----- Data for this exercise -----

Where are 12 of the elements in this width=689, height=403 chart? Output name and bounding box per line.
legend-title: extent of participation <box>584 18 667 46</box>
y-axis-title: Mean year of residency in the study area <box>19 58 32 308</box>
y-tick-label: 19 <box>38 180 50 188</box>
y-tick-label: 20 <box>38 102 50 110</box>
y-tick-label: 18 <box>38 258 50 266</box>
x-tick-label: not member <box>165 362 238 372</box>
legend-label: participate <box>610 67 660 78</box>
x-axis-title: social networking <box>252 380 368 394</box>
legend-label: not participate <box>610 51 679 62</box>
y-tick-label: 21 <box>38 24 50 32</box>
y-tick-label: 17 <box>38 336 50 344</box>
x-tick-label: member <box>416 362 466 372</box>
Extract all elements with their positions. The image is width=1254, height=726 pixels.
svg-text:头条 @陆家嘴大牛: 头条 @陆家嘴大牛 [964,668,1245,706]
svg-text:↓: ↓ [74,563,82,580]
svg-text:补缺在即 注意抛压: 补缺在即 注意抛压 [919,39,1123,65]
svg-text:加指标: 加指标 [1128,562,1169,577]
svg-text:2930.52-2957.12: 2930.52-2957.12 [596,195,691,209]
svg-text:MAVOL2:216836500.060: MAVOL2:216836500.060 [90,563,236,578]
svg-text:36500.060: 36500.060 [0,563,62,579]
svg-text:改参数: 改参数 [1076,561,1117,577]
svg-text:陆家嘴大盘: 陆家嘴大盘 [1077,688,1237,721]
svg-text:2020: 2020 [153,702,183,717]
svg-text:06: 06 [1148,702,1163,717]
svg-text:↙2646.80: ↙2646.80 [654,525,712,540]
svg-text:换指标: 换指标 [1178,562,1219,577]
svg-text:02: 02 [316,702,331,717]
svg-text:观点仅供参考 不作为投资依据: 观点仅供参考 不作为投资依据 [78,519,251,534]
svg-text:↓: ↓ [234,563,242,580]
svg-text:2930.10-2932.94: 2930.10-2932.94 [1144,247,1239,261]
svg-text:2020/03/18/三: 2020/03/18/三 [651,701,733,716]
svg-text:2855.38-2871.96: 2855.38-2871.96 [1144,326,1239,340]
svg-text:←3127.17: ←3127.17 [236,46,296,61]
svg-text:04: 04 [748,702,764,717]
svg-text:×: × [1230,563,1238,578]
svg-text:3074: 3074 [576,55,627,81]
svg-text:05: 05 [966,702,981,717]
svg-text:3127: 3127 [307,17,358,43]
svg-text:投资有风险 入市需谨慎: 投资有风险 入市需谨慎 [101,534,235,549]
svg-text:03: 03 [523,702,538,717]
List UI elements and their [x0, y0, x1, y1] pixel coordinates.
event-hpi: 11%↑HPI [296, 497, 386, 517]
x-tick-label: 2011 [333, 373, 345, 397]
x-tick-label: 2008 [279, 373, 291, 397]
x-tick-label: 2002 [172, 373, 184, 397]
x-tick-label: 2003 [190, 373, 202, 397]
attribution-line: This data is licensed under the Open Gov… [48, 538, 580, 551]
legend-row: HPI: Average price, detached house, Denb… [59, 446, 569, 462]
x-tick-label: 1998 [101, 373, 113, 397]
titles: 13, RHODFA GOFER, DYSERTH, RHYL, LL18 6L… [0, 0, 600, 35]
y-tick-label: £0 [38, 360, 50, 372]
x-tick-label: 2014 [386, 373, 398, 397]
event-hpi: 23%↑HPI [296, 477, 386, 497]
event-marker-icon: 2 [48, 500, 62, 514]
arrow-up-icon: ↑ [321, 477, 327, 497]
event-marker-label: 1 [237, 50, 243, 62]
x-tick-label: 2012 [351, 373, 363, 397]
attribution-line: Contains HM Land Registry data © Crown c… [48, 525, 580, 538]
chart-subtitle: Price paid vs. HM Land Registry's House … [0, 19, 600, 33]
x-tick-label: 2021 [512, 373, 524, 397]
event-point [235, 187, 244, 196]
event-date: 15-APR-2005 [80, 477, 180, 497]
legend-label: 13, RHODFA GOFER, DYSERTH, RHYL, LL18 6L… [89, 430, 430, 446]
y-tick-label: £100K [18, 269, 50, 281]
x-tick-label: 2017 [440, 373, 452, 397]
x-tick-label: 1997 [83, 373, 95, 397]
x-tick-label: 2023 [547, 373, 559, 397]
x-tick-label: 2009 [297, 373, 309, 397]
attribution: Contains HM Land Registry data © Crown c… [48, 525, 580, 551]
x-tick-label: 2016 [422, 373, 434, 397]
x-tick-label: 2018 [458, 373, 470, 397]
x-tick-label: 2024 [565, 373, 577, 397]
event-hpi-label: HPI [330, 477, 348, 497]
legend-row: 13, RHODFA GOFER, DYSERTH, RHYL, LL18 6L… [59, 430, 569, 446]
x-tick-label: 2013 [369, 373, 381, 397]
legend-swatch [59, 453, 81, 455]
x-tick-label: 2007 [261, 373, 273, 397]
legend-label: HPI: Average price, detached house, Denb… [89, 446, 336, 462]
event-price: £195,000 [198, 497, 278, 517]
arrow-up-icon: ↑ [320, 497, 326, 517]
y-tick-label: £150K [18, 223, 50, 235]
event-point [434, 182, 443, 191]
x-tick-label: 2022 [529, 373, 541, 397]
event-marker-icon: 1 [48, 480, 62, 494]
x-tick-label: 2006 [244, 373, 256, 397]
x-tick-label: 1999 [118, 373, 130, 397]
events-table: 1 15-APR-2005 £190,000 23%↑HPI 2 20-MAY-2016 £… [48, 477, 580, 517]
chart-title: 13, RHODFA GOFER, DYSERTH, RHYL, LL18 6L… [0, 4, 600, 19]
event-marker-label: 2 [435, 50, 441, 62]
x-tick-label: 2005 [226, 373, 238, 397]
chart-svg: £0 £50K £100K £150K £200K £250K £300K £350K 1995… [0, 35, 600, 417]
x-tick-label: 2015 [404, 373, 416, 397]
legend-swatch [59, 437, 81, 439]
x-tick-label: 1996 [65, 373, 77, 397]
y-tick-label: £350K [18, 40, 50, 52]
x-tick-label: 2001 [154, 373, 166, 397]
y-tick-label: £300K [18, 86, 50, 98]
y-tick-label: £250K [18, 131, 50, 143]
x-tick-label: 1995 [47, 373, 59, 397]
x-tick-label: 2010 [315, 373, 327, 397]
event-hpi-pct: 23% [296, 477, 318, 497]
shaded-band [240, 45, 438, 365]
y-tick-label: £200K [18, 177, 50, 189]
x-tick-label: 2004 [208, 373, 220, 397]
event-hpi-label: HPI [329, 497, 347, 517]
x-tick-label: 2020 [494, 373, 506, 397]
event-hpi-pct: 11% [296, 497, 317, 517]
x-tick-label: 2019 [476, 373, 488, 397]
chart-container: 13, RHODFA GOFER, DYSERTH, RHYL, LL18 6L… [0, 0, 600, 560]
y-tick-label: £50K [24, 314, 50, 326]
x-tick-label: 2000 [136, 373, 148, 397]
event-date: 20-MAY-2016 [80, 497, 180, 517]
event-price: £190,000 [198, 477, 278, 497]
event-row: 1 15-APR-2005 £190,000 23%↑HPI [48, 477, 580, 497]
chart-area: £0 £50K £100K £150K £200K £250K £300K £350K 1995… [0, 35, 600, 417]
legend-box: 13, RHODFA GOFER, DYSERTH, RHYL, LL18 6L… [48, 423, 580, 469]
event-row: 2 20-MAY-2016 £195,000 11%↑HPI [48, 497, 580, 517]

-----

> **Description of the task**
Reproduce every line of the data above without any changes.

> **The result**
Where are 12 of the elements in this width=689, height=403 chart? Output name and bounding box per line.
legend-title: extent of participation <box>584 18 667 46</box>
y-axis-title: Mean year of residency in the study area <box>19 58 32 308</box>
y-tick-label: 19 <box>38 180 50 188</box>
y-tick-label: 20 <box>38 102 50 110</box>
y-tick-label: 18 <box>38 258 50 266</box>
x-tick-label: not member <box>165 362 238 372</box>
legend-label: participate <box>610 67 660 78</box>
x-axis-title: social networking <box>252 380 368 394</box>
legend-label: not participate <box>610 51 679 62</box>
y-tick-label: 21 <box>38 24 50 32</box>
y-tick-label: 17 <box>38 336 50 344</box>
x-tick-label: member <box>416 362 466 372</box>
Extract all elements with their positions. The image is width=1254, height=726 pixels.
svg-text:头条 @陆家嘴大牛: 头条 @陆家嘴大牛 [964,668,1245,706]
svg-text:↓: ↓ [74,563,82,580]
svg-text:补缺在即 注意抛压: 补缺在即 注意抛压 [919,39,1123,65]
svg-text:加指标: 加指标 [1128,562,1169,577]
svg-text:2930.52-2957.12: 2930.52-2957.12 [596,195,691,209]
svg-text:MAVOL2:216836500.060: MAVOL2:216836500.060 [90,563,236,578]
svg-text:36500.060: 36500.060 [0,563,62,579]
svg-text:改参数: 改参数 [1076,561,1117,577]
svg-text:陆家嘴大盘: 陆家嘴大盘 [1077,688,1237,721]
svg-text:2020: 2020 [153,702,183,717]
svg-text:06: 06 [1148,702,1163,717]
svg-text:↙2646.80: ↙2646.80 [654,525,712,540]
svg-text:换指标: 换指标 [1178,562,1219,577]
svg-text:02: 02 [316,702,331,717]
svg-text:观点仅供参考 不作为投资依据: 观点仅供参考 不作为投资依据 [78,519,251,534]
svg-text:↓: ↓ [234,563,242,580]
svg-text:2930.10-2932.94: 2930.10-2932.94 [1144,247,1239,261]
svg-text:2020/03/18/三: 2020/03/18/三 [651,701,733,716]
svg-text:2855.38-2871.96: 2855.38-2871.96 [1144,326,1239,340]
svg-text:←3127.17: ←3127.17 [236,46,296,61]
svg-text:04: 04 [748,702,764,717]
svg-text:×: × [1230,563,1238,578]
svg-text:3074: 3074 [576,55,627,81]
svg-text:05: 05 [966,702,981,717]
svg-text:3127: 3127 [307,17,358,43]
svg-text:投资有风险 入市需谨慎: 投资有风险 入市需谨慎 [101,534,235,549]
svg-text:03: 03 [523,702,538,717]
List UI elements and their [x0, y0, x1, y1] pixel coordinates.
event-hpi: 11%↑HPI [296, 497, 386, 517]
x-tick-label: 2011 [333, 373, 345, 397]
x-tick-label: 2008 [279, 373, 291, 397]
x-tick-label: 2002 [172, 373, 184, 397]
x-tick-label: 2003 [190, 373, 202, 397]
attribution-line: This data is licensed under the Open Gov… [48, 538, 580, 551]
legend-row: HPI: Average price, detached house, Denb… [59, 446, 569, 462]
x-tick-label: 1998 [101, 373, 113, 397]
titles: 13, RHODFA GOFER, DYSERTH, RHYL, LL18 6L… [0, 0, 600, 35]
y-tick-label: £0 [38, 360, 50, 372]
x-tick-label: 2014 [386, 373, 398, 397]
event-hpi: 23%↑HPI [296, 477, 386, 497]
event-marker-icon: 2 [48, 500, 62, 514]
arrow-up-icon: ↑ [321, 477, 327, 497]
event-marker-label: 1 [237, 50, 243, 62]
x-tick-label: 2012 [351, 373, 363, 397]
attribution-line: Contains HM Land Registry data © Crown c… [48, 525, 580, 538]
chart-subtitle: Price paid vs. HM Land Registry's House … [0, 19, 600, 33]
x-tick-label: 2021 [512, 373, 524, 397]
event-point [235, 187, 244, 196]
event-date: 15-APR-2005 [80, 477, 180, 497]
legend-label: 13, RHODFA GOFER, DYSERTH, RHYL, LL18 6L… [89, 430, 430, 446]
y-tick-label: £100K [18, 269, 50, 281]
x-tick-label: 2017 [440, 373, 452, 397]
x-tick-label: 1997 [83, 373, 95, 397]
x-tick-label: 2023 [547, 373, 559, 397]
x-tick-label: 2009 [297, 373, 309, 397]
attribution: Contains HM Land Registry data © Crown c… [48, 525, 580, 551]
x-tick-label: 2016 [422, 373, 434, 397]
x-tick-label: 2018 [458, 373, 470, 397]
x-tick-label: 2024 [565, 373, 577, 397]
event-hpi-label: HPI [330, 477, 348, 497]
legend-row: 13, RHODFA GOFER, DYSERTH, RHYL, LL18 6L… [59, 430, 569, 446]
x-tick-label: 2013 [369, 373, 381, 397]
legend-swatch [59, 453, 81, 455]
x-tick-label: 2007 [261, 373, 273, 397]
legend-label: HPI: Average price, detached house, Denb… [89, 446, 336, 462]
event-price: £195,000 [198, 497, 278, 517]
arrow-up-icon: ↑ [320, 497, 326, 517]
y-tick-label: £150K [18, 223, 50, 235]
event-point [434, 182, 443, 191]
x-tick-label: 2022 [529, 373, 541, 397]
event-marker-icon: 1 [48, 480, 62, 494]
x-tick-label: 2006 [244, 373, 256, 397]
x-tick-label: 1999 [118, 373, 130, 397]
events-table: 1 15-APR-2005 £190,000 23%↑HPI 2 20-MAY-2016 £… [48, 477, 580, 517]
chart-title: 13, RHODFA GOFER, DYSERTH, RHYL, LL18 6L… [0, 4, 600, 19]
event-marker-label: 2 [435, 50, 441, 62]
x-tick-label: 2005 [226, 373, 238, 397]
chart-svg: £0 £50K £100K £150K £200K £250K £300K £350K 1995… [0, 35, 600, 417]
x-tick-label: 2015 [404, 373, 416, 397]
legend-swatch [59, 437, 81, 439]
x-tick-label: 1996 [65, 373, 77, 397]
y-tick-label: £350K [18, 40, 50, 52]
x-tick-label: 2001 [154, 373, 166, 397]
y-tick-label: £300K [18, 86, 50, 98]
y-tick-label: £250K [18, 131, 50, 143]
x-tick-label: 1995 [47, 373, 59, 397]
x-tick-label: 2010 [315, 373, 327, 397]
event-hpi-pct: 23% [296, 477, 318, 497]
shaded-band [240, 45, 438, 365]
y-tick-label: £200K [18, 177, 50, 189]
x-tick-label: 2004 [208, 373, 220, 397]
event-hpi-label: HPI [329, 497, 347, 517]
x-tick-label: 2020 [494, 373, 506, 397]
event-hpi-pct: 11% [296, 497, 317, 517]
x-tick-label: 2019 [476, 373, 488, 397]
chart-container: 13, RHODFA GOFER, DYSERTH, RHYL, LL18 6L… [0, 0, 600, 560]
y-tick-label: £50K [24, 314, 50, 326]
x-tick-label: 2000 [136, 373, 148, 397]
event-date: 20-MAY-2016 [80, 497, 180, 517]
event-price: £190,000 [198, 477, 278, 497]
event-row: 1 15-APR-2005 £190,000 23%↑HPI [48, 477, 580, 497]
chart-area: £0 £50K £100K £150K £200K £250K £300K £350K 1995… [0, 35, 600, 417]
legend-box: 13, RHODFA GOFER, DYSERTH, RHYL, LL18 6L… [48, 423, 580, 469]
event-row: 2 20-MAY-2016 £195,000 11%↑HPI [48, 497, 580, 517]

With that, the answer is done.